THE REQUEST -> Identify every line in the records below that contains the word "Lands", and copy each of those lines.

##### GIVEN RECORDS #####

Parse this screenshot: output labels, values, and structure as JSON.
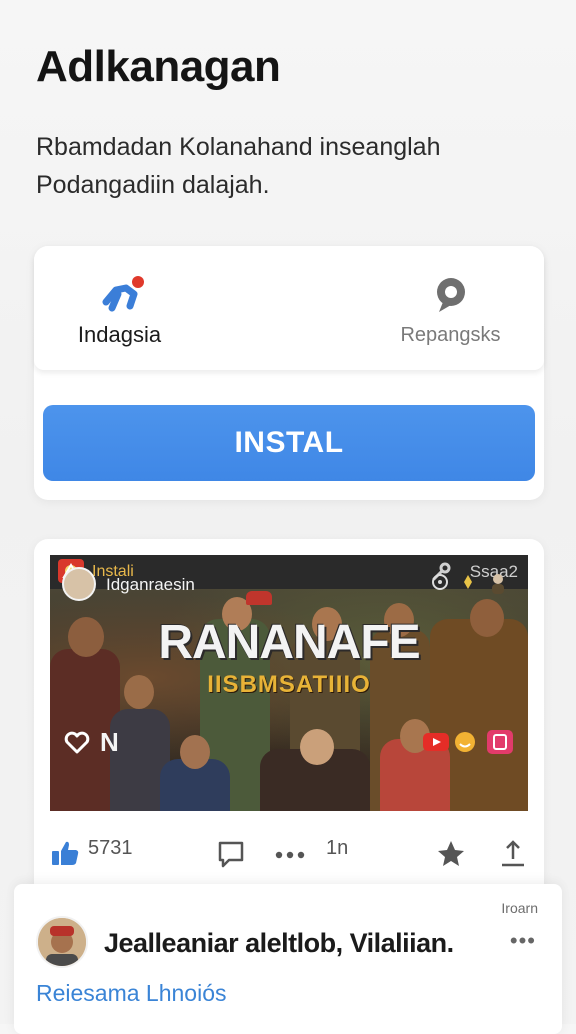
{
  "header": {
    "title": "Adlkanagan",
    "description": "Rbamdadan Kolanahand inseanglah Podangadiin dalajah."
  },
  "install_card": {
    "options": [
      {
        "label": "Indagsia",
        "icon": "running-person-icon"
      },
      {
        "label": "Repangsks",
        "icon": "search-chat-icon"
      }
    ],
    "install_label": "INSTAL"
  },
  "post": {
    "topbar": {
      "app_label": "Instali",
      "right_text": "Ssaa2"
    },
    "channel_name": "Idganraesin",
    "headline": "RANANAFE",
    "subheadline": "IISBMSATIIIO",
    "overlay_icons": [
      "heart-icon",
      "n-letter-icon",
      "youtube-icon",
      "reaction-icon",
      "gallery-icon"
    ],
    "actions": {
      "like_count": "5731",
      "comment_icon": "comment-icon",
      "more_count": "1n",
      "star_icon": "star-icon",
      "share_icon": "share-icon"
    }
  },
  "comment": {
    "meta": "Iroarn",
    "author": "Jealleaniar aleltlob, Vilaliian.",
    "link": "Reiesama Lhnoiós"
  },
  "colors": {
    "accent": "#4a90e8",
    "link": "#3a84d6",
    "badge_red": "#e0392b"
  }
}
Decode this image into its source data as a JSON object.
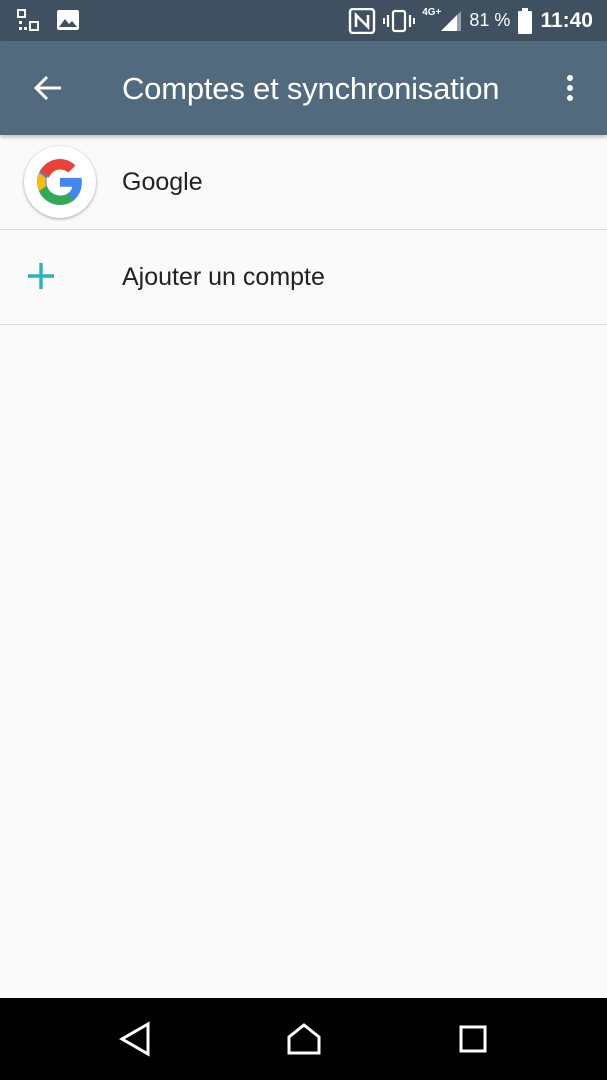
{
  "status_bar": {
    "network_type": "4G+",
    "battery_percent": "81 %",
    "time": "11:40"
  },
  "toolbar": {
    "title": "Comptes et synchronisation"
  },
  "accounts": [
    {
      "label": "Google",
      "icon": "google-logo-icon"
    },
    {
      "label": "Ajouter un compte",
      "icon": "plus-icon"
    }
  ],
  "colors": {
    "status_bar": "#3f5160",
    "toolbar": "#526a7e",
    "accent": "#2bb3b9",
    "background": "#fafafa"
  }
}
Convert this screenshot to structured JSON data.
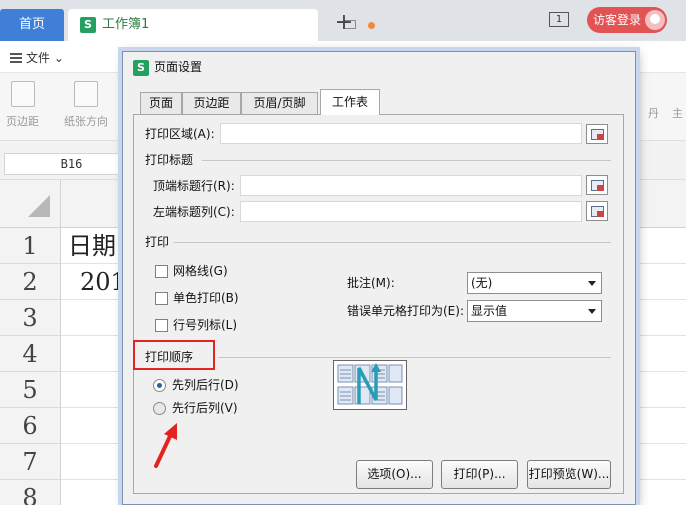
{
  "topbar": {
    "home_tab": "首页",
    "doc_tab": "工作簿1",
    "doc_icon": "S",
    "add_tab": "+",
    "window_count_badge": "1",
    "login_button": "访客登录"
  },
  "ribbon": {
    "file_menu": "文件",
    "items": [
      {
        "label": "页边距",
        "icon": "margins-icon"
      },
      {
        "label": "纸张方向",
        "icon": "orientation-icon"
      }
    ],
    "right_label_1": "丹",
    "right_label_2": "主"
  },
  "formula_bar": {
    "name_box": "B16"
  },
  "sheet": {
    "row_numbers": [
      "1",
      "2",
      "3",
      "4",
      "5",
      "6",
      "7",
      "8"
    ],
    "cells": {
      "r1": "日期",
      "r2": "201"
    }
  },
  "dialog": {
    "icon": "S",
    "title": "页面设置",
    "tabs": [
      "页面",
      "页边距",
      "页眉/页脚",
      "工作表"
    ],
    "active_tab_index": 3,
    "print_area_label": "打印区域(A):",
    "print_titles_section": "打印标题",
    "top_rows_label": "顶端标题行(R):",
    "left_cols_label": "左端标题列(C):",
    "print_section": "打印",
    "checkboxes": {
      "gridlines": "网格线(G)",
      "monochrome": "单色打印(B)",
      "row_col_headers": "行号列标(L)"
    },
    "comments_label": "批注(M):",
    "comments_value": "(无)",
    "errors_label": "错误单元格打印为(E):",
    "errors_value": "显示值",
    "print_order_section": "打印顺序",
    "radio_down_then_over": "先列后行(D)",
    "radio_over_then_down": "先行后列(V)",
    "selected_order": "先列后行(D)",
    "buttons": {
      "options": "选项(O)...",
      "print": "打印(P)...",
      "preview": "打印预览(W)..."
    }
  },
  "colors": {
    "home_tab": "#3f7fd7",
    "login_button": "#e25454",
    "highlight_box": "#e3231f",
    "annotation_arrow": "#e3231f",
    "order_arrow": "#2a9db6"
  }
}
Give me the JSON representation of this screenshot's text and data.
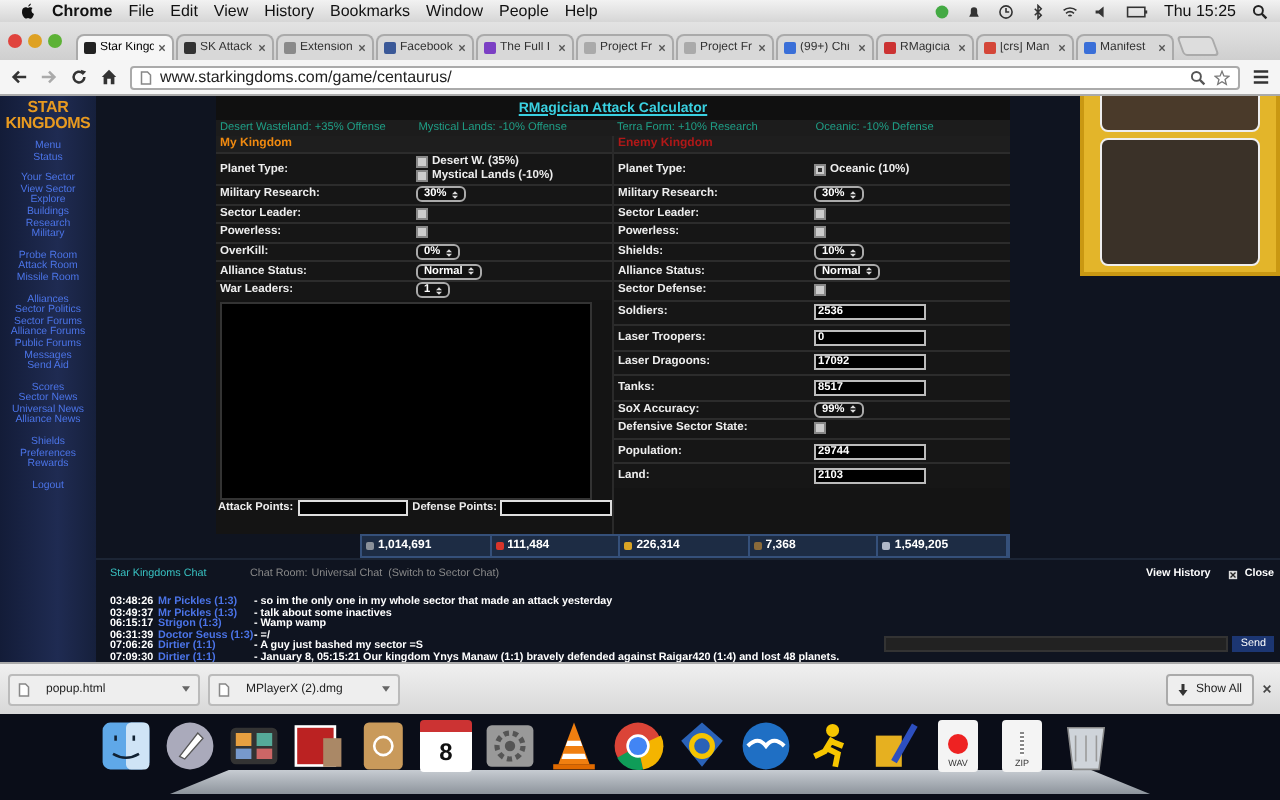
{
  "menubar": {
    "app": "Chrome",
    "menus": [
      "File",
      "Edit",
      "View",
      "History",
      "Bookmarks",
      "Window",
      "People",
      "Help"
    ],
    "clock": "Thu 15:25"
  },
  "tabs": [
    {
      "title": "Star Kingd",
      "selected": true,
      "color": "#222222"
    },
    {
      "title": "SK Attack",
      "selected": false,
      "color": "#333333"
    },
    {
      "title": "Extension",
      "selected": false,
      "color": "#8a8a8a"
    },
    {
      "title": "Facebook",
      "selected": false,
      "color": "#3b5998"
    },
    {
      "title": "The Full I",
      "selected": false,
      "color": "#7b3fc4"
    },
    {
      "title": "Project Fr",
      "selected": false,
      "color": "#aaaaaa"
    },
    {
      "title": "Project Fr",
      "selected": false,
      "color": "#aaaaaa"
    },
    {
      "title": "(99+) Chi",
      "selected": false,
      "color": "#3a6fd8"
    },
    {
      "title": "RMagicia",
      "selected": false,
      "color": "#cc3333"
    },
    {
      "title": "[crs] Man",
      "selected": false,
      "color": "#d44638"
    },
    {
      "title": "Manifest",
      "selected": false,
      "color": "#3a6fd8"
    }
  ],
  "address": "www.starkingdoms.com/game/centaurus/",
  "sidebar": {
    "logo": [
      "STAR",
      "KINGDOMS"
    ],
    "groups": [
      [
        "Menu",
        "Status"
      ],
      [
        "Your Sector",
        "View Sector",
        "Explore",
        "Buildings",
        "Research",
        "Military"
      ],
      [
        "Probe Room",
        "Attack Room",
        "Missile Room"
      ],
      [
        "Alliances",
        "Sector Politics",
        "Sector Forums",
        "Alliance Forums",
        "Public Forums",
        "Messages",
        "Send Aid"
      ],
      [
        "Scores",
        "Sector News",
        "Universal News",
        "Alliance News"
      ],
      [
        "Shields",
        "Preferences",
        "Rewards"
      ],
      [
        "Logout"
      ]
    ]
  },
  "calculator": {
    "title": "RMagician Attack Calculator",
    "bonuses": [
      "Desert Wasteland: +35% Offense",
      "Mystical Lands: -10% Offense",
      "Terra Form: +10% Research",
      "Oceanic: -10% Defense"
    ],
    "mine": {
      "heading": "My Kingdom",
      "rows": [
        {
          "kind": "planet",
          "label": "Planet Type:",
          "options": [
            {
              "text": "Desert W. (35%)",
              "checked": false
            },
            {
              "text": "Mystical Lands (-10%)",
              "checked": false
            }
          ]
        },
        {
          "kind": "select",
          "label": "Military Research:",
          "value": "30%"
        },
        {
          "kind": "checkbox",
          "label": "Sector Leader:",
          "checked": false
        },
        {
          "kind": "checkbox",
          "label": "Powerless:",
          "checked": false
        },
        {
          "kind": "select",
          "label": "OverKill:",
          "value": "0%"
        },
        {
          "kind": "select",
          "label": "Alliance Status:",
          "value": "Normal"
        },
        {
          "kind": "select",
          "label": "War Leaders:",
          "value": "1"
        }
      ],
      "points": [
        "Attack Points:",
        "Defense Points:"
      ]
    },
    "enemy": {
      "heading": "Enemy Kingdom",
      "rows": [
        {
          "kind": "planet",
          "label": "Planet Type:",
          "options": [
            {
              "text": "Oceanic (10%)",
              "checked": true
            }
          ]
        },
        {
          "kind": "select",
          "label": "Military Research:",
          "value": "30%"
        },
        {
          "kind": "checkbox",
          "label": "Sector Leader:",
          "checked": false
        },
        {
          "kind": "checkbox",
          "label": "Powerless:",
          "checked": false
        },
        {
          "kind": "select",
          "label": "Shields:",
          "value": "10%"
        },
        {
          "kind": "select",
          "label": "Alliance Status:",
          "value": "Normal"
        },
        {
          "kind": "checkbox",
          "label": "Sector Defense:",
          "checked": false
        },
        {
          "kind": "input",
          "label": "Soldiers:",
          "value": "2536"
        },
        {
          "kind": "input",
          "label": "Laser Troopers:",
          "value": "0"
        },
        {
          "kind": "input",
          "label": "Laser Dragoons:",
          "value": "17092"
        },
        {
          "kind": "input",
          "label": "Tanks:",
          "value": "8517"
        },
        {
          "kind": "select",
          "label": "SoX Accuracy:",
          "value": "99%"
        },
        {
          "kind": "checkbox",
          "label": "Defensive Sector State:",
          "checked": false
        },
        {
          "kind": "input",
          "label": "Population:",
          "value": "29744"
        },
        {
          "kind": "input",
          "label": "Land:",
          "value": "2103"
        }
      ]
    }
  },
  "stats": [
    {
      "value": "1,014,691",
      "color": "#8a9099"
    },
    {
      "value": "111,484",
      "color": "#d8342a"
    },
    {
      "value": "226,314",
      "color": "#d9a425"
    },
    {
      "value": "7,368",
      "color": "#8a6a3a"
    },
    {
      "value": "1,549,205",
      "color": "#b0b8c8"
    }
  ],
  "chat": {
    "title": "Star Kingdoms Chat",
    "room_label": "Chat Room:",
    "room": "Universal Chat",
    "switch": "(Switch to Sector Chat)",
    "history": "View History",
    "close": "Close",
    "send": "Send",
    "messages": [
      {
        "time": "03:48:26",
        "user": "Mr Pickles (1:3)",
        "text": "- so im the only one in my whole sector that made an attack yesterday"
      },
      {
        "time": "03:49:37",
        "user": "Mr Pickles (1:3)",
        "text": "- talk about some inactives"
      },
      {
        "time": "06:15:17",
        "user": "Strigon (1:3)",
        "text": "- Wamp wamp"
      },
      {
        "time": "06:31:39",
        "user": "Doctor Seuss (1:3)",
        "text": "- =/"
      },
      {
        "time": "07:06:26",
        "user": "Dirtier (1:1)",
        "text": "- A guy just bashed my sector =S"
      },
      {
        "time": "07:09:30",
        "user": "Dirtier (1:1)",
        "text": "- January 8, 05:15:21 Our kingdom Ynys Manaw (1:1) bravely defended against Raigar420 (1:4) and lost 48 planets."
      }
    ]
  },
  "downloads": {
    "files": [
      "popup.html",
      "MPlayerX (2).dmg"
    ],
    "show_all": "Show All"
  },
  "dock": {
    "calendar_day": "8",
    "files": [
      "WAV",
      "ZIP"
    ]
  }
}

#####

WORKED SOLUTION ->
      "Mystical Lands: -10% Offense",
              "text": "Mystical Lands (-10%)",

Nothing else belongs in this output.